[Exercise description]
Return every line below as is, leaving out the pictures.

═════ Entries supplied ═════

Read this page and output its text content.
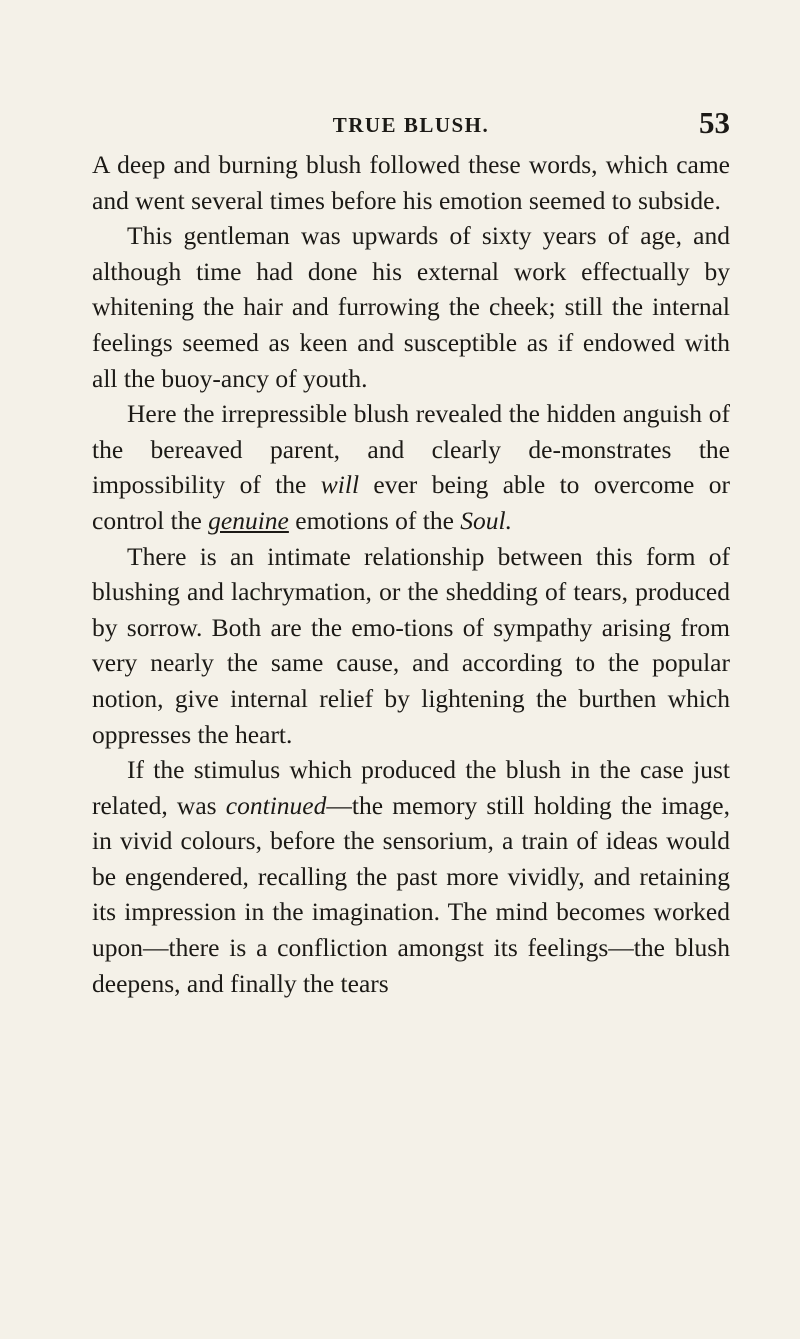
TRUE BLUSH.	53

A deep and burning blush followed these words, which came and went several times before his emotion seemed to subside.

This gentleman was upwards of sixty years of age, and although time had done his external work effectually by whitening the hair and furrowing the cheek; still the internal feelings seemed as keen and susceptible as if endowed with all the buoy-ancy of youth.

Here the irrepressible blush revealed the hidden anguish of the bereaved parent, and clearly de-monstrates the impossibility of the will ever being able to overcome or control the genuine emotions of the Soul.

There is an intimate relationship between this form of blushing and lachrymation, or the shedding of tears, produced by sorrow. Both are the emo-tions of sympathy arising from very nearly the same cause, and according to the popular notion, give internal relief by lightening the burthen which oppresses the heart.

If the stimulus which produced the blush in the case just related, was continued—the memory still holding the image, in vivid colours, before the sensorium, a train of ideas would be engendered, recalling the past more vividly, and retaining its impression in the imagination. The mind becomes worked upon—there is a confliction amongst its feelings—the blush deepens, and finally the tears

═════

[Solution to the exercise]
Read this page and output its text content.
TRUE BLUSH.	53

A deep and burning blush followed these words, which came and went several times before his emotion seemed to subside.

This gentleman was upwards of sixty years of age, and although time had done his external work effectually by whitening the hair and furrowing the cheek; still the internal feelings seemed as keen and susceptible as if endowed with all the buoy-ancy of youth.

Here the irrepressible blush revealed the hidden anguish of the bereaved parent, and clearly de-monstrates the impossibility of the will ever being able to overcome or control the genuine emotions of the Soul.

There is an intimate relationship between this form of blushing and lachrymation, or the shedding of tears, produced by sorrow. Both are the emo-tions of sympathy arising from very nearly the same cause, and according to the popular notion, give internal relief by lightening the burthen which oppresses the heart.

If the stimulus which produced the blush in the case just related, was continued—the memory still holding the image, in vivid colours, before the sensorium, a train of ideas would be engendered, recalling the past more vividly, and retaining its impression in the imagination. The mind becomes worked upon—there is a confliction amongst its feelings—the blush deepens, and finally the tears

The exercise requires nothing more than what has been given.